━━━ Data entries ━━━

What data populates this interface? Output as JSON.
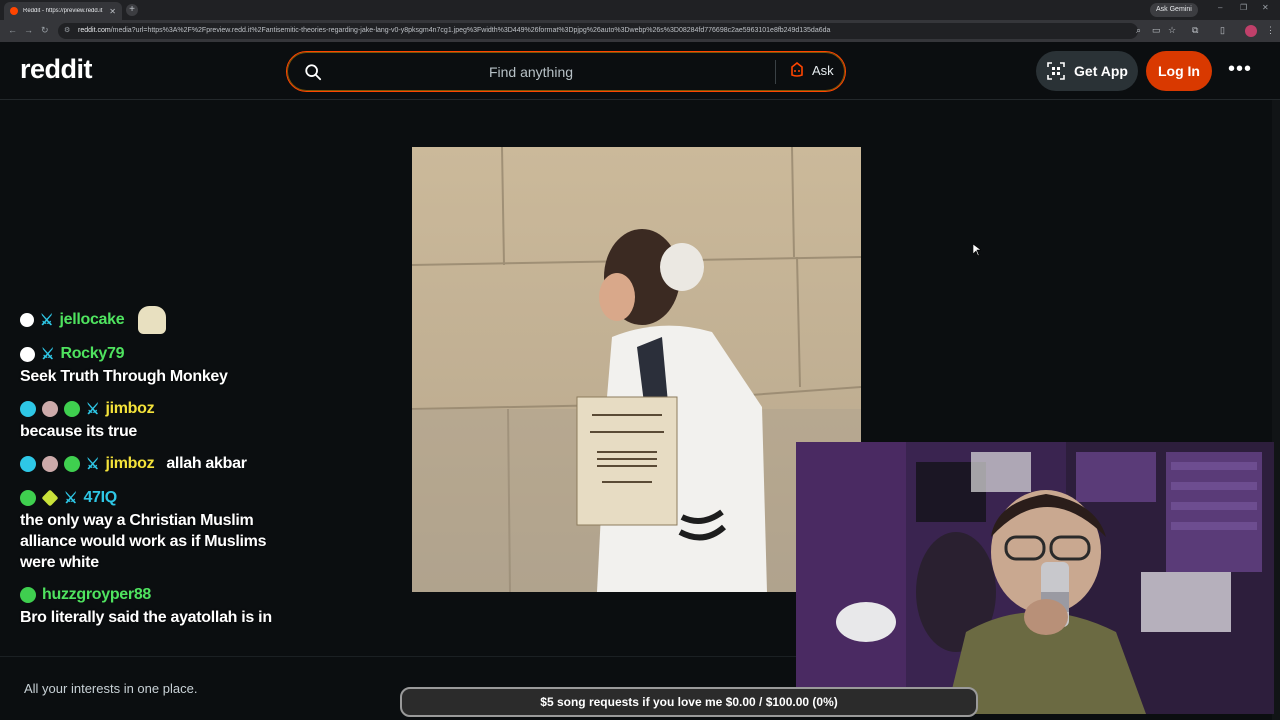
{
  "browser": {
    "tab_title": "Reddit - https://preview.redd.it",
    "new_tab": "+",
    "ask_gemini": "Ask Gemini",
    "url_host": "reddit.com",
    "url_path": "/media?url=https%3A%2F%2Fpreview.redd.it%2Fantisemitic-theories-regarding-jake-lang-v0-y8pksgm4n7cg1.jpeg%3Fwidth%3D449%26format%3Dpjpg%26auto%3Dwebp%26s%3D08284fd776698c2ae5963101e8fb249d135da6da",
    "minimize": "–",
    "restore": "❐",
    "close": "✕"
  },
  "header": {
    "logo": "reddit",
    "search_placeholder": "Find anything",
    "ask_label": "Ask",
    "get_app_label": "Get App",
    "login_label": "Log In",
    "more_label": "•••"
  },
  "chat": {
    "messages": [
      {
        "user": "jellocake",
        "user_color": "#4fe35f",
        "text": ""
      },
      {
        "user": "Rocky79",
        "user_color": "#4fe35f",
        "text": "Seek Truth Through Monkey"
      },
      {
        "user": "jimboz",
        "user_color": "#f4e23a",
        "text": "because its true"
      },
      {
        "user": "jimboz",
        "user_color": "#f4e23a",
        "text": "allah akbar"
      },
      {
        "user": "47IQ",
        "user_color": "#2ec7e6",
        "text": "the only way a Christian Muslim alliance would work as if Muslims were white"
      },
      {
        "user": "huzzgroyper88",
        "user_color": "#4fe35f",
        "text": "Bro literally said the ayatollah is in"
      }
    ]
  },
  "footer": {
    "tagline": "All your interests in one place."
  },
  "donation_bar": {
    "text": "$5 song requests if you love me $0.00 / $100.00 (0%)",
    "progress_percent": 0
  },
  "colors": {
    "brand": "#ff4500",
    "login_bg": "#d93900",
    "page_bg": "#0b0e10"
  }
}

━━━

#### Stated goal
Find how many lines in the material hold the word "https" and state that number alone.

#### Final result
2